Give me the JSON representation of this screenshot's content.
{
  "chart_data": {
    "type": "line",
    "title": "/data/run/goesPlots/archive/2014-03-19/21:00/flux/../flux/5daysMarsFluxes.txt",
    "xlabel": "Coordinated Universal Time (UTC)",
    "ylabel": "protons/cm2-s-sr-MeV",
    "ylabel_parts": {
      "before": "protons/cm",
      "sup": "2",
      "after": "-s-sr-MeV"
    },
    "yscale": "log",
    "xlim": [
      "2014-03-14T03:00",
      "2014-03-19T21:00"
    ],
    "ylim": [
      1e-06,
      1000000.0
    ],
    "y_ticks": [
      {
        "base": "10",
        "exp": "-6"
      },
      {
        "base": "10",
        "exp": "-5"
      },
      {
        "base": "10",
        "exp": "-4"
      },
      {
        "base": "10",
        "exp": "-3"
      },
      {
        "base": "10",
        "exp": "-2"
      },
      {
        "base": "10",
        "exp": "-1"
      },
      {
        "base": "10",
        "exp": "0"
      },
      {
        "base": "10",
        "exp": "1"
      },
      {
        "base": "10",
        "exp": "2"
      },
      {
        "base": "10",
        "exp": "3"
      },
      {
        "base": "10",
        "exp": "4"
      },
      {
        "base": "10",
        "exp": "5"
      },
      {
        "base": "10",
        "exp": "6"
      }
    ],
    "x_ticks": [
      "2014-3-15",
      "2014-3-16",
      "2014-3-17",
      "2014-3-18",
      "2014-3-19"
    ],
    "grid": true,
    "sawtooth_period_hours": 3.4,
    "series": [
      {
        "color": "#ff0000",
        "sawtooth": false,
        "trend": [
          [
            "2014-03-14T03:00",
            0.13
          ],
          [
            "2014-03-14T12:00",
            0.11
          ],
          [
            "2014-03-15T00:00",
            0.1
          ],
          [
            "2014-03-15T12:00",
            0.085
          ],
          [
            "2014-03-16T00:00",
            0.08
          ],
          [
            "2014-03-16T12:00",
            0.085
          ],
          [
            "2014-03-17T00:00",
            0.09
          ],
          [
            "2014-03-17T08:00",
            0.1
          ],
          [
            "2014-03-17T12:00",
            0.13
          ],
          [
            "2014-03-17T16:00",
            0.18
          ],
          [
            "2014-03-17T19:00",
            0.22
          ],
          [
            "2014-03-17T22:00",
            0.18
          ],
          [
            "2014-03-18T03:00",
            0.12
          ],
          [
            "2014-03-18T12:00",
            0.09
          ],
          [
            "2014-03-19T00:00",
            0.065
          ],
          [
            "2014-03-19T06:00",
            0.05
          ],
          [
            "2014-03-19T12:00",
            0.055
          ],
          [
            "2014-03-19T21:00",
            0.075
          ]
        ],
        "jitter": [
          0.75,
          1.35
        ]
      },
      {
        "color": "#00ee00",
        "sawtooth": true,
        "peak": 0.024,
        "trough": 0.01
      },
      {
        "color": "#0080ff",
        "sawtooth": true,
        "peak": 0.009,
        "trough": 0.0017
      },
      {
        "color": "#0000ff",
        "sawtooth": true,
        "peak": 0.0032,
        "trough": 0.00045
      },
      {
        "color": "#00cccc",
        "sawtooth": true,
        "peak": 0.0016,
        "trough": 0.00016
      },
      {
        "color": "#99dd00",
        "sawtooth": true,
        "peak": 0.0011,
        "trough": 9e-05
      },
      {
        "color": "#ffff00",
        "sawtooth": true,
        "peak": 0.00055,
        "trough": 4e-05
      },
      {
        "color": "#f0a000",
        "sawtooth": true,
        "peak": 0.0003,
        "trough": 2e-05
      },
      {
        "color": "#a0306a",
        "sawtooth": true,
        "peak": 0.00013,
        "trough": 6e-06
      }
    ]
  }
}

######

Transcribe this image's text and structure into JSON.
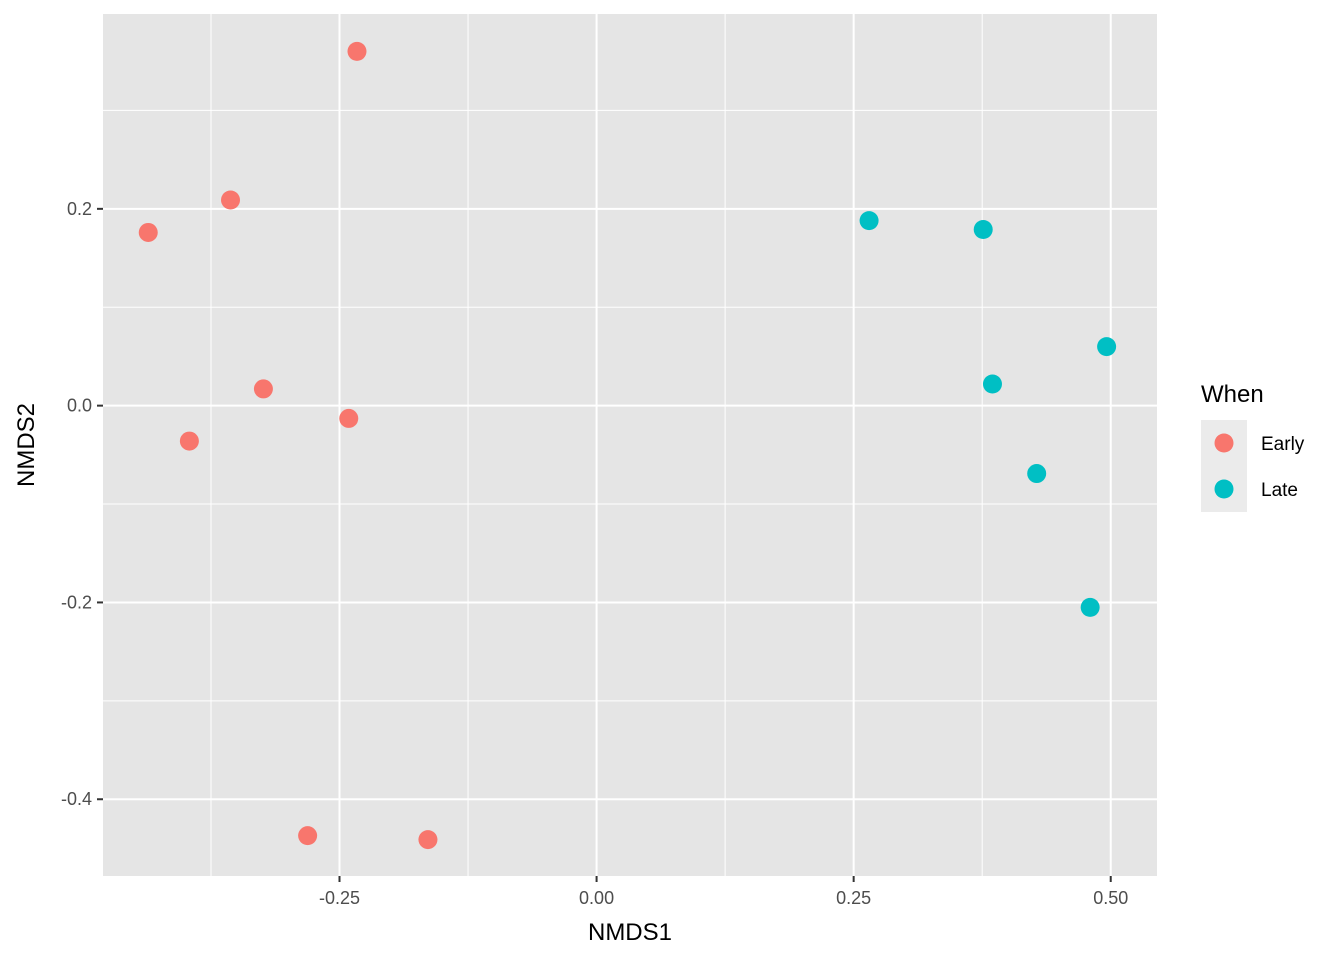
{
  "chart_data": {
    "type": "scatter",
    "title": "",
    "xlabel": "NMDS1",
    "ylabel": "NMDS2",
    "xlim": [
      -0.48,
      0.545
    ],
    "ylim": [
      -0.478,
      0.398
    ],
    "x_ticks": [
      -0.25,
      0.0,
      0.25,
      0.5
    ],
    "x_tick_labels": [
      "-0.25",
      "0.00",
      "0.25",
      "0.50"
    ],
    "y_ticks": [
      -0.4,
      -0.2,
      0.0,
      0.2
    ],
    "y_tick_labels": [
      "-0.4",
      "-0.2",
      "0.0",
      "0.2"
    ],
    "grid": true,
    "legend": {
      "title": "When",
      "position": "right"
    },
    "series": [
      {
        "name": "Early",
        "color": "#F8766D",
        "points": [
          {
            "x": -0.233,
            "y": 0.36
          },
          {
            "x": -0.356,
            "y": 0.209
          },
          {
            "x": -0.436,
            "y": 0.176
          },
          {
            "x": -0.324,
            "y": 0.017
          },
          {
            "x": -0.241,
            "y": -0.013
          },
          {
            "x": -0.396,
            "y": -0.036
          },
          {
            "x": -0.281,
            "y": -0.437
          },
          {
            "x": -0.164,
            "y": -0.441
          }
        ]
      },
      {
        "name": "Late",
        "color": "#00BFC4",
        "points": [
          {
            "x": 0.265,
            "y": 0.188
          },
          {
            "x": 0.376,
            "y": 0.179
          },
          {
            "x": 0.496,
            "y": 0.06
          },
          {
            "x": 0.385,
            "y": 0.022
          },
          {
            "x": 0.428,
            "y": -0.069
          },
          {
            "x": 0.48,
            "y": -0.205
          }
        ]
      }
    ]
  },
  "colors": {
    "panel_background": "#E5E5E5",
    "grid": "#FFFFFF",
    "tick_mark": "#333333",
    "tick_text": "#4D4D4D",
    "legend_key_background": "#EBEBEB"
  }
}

######

_Written problem_
Provide the number of lines in the data above that contain the string "peak", and nothing else.

_Answer_
8